- [Given problem]:
Write the listing below out again exactly, dropping the images.

- [Stored data]:
— START —
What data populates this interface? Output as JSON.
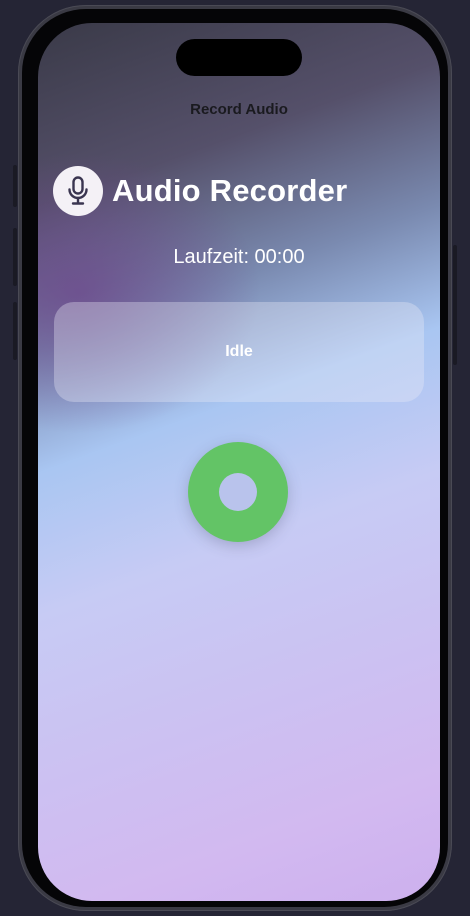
{
  "nav": {
    "title": "Record Audio"
  },
  "header": {
    "icon": "microphone-icon",
    "title": "Audio Recorder"
  },
  "runtime": {
    "text": "Laufzeit: 00:00"
  },
  "status": {
    "text": "Idle"
  },
  "record_button": {
    "color": "#63c466",
    "state": "idle"
  },
  "colors": {
    "accent_green": "#63c466",
    "title_text": "#ffffff"
  }
}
— END —
- [Full solution]:
What data populates this interface? Output as JSON.
{
  "nav": {
    "title": "Record Audio"
  },
  "header": {
    "icon": "microphone-icon",
    "title": "Audio Recorder"
  },
  "runtime": {
    "text": "Laufzeit: 00:00"
  },
  "status": {
    "text": "Idle"
  },
  "record_button": {
    "color": "#63c466",
    "state": "idle"
  },
  "colors": {
    "accent_green": "#63c466",
    "title_text": "#ffffff"
  }
}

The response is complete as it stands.